* Goal
Reply with one number: the count of lines in the records below that hold "title".

* Provided material
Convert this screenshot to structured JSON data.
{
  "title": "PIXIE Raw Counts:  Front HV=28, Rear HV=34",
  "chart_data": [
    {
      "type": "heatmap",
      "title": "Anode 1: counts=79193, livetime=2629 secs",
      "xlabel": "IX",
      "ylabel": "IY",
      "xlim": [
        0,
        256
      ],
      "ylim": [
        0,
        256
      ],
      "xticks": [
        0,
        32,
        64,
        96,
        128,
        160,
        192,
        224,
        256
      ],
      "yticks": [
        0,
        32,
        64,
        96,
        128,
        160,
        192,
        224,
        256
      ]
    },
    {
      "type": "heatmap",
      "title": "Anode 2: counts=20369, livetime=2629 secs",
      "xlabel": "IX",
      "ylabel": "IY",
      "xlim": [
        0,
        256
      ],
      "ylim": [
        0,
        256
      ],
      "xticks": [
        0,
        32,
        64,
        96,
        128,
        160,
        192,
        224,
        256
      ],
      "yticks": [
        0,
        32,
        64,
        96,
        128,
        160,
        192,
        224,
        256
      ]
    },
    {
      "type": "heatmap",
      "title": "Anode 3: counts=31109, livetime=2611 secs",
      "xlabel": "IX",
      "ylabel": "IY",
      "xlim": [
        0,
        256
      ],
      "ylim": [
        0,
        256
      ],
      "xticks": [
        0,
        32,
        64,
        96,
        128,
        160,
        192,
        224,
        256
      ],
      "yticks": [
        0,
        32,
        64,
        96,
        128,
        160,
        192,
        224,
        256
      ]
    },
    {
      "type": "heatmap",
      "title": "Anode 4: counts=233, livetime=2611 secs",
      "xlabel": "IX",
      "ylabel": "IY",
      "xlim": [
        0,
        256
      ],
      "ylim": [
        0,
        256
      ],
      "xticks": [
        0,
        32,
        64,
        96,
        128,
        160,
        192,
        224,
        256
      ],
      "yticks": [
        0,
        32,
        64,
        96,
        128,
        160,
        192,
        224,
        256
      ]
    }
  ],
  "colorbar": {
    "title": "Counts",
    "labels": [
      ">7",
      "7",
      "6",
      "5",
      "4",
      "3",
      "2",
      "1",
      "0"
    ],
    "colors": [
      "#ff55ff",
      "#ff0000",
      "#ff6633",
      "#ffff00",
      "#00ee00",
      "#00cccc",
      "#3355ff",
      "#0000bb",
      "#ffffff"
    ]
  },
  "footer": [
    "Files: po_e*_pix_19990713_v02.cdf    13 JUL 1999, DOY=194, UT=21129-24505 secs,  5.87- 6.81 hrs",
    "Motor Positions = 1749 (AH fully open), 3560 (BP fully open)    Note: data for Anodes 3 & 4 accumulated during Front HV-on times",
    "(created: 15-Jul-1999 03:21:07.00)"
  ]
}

* Full answer
6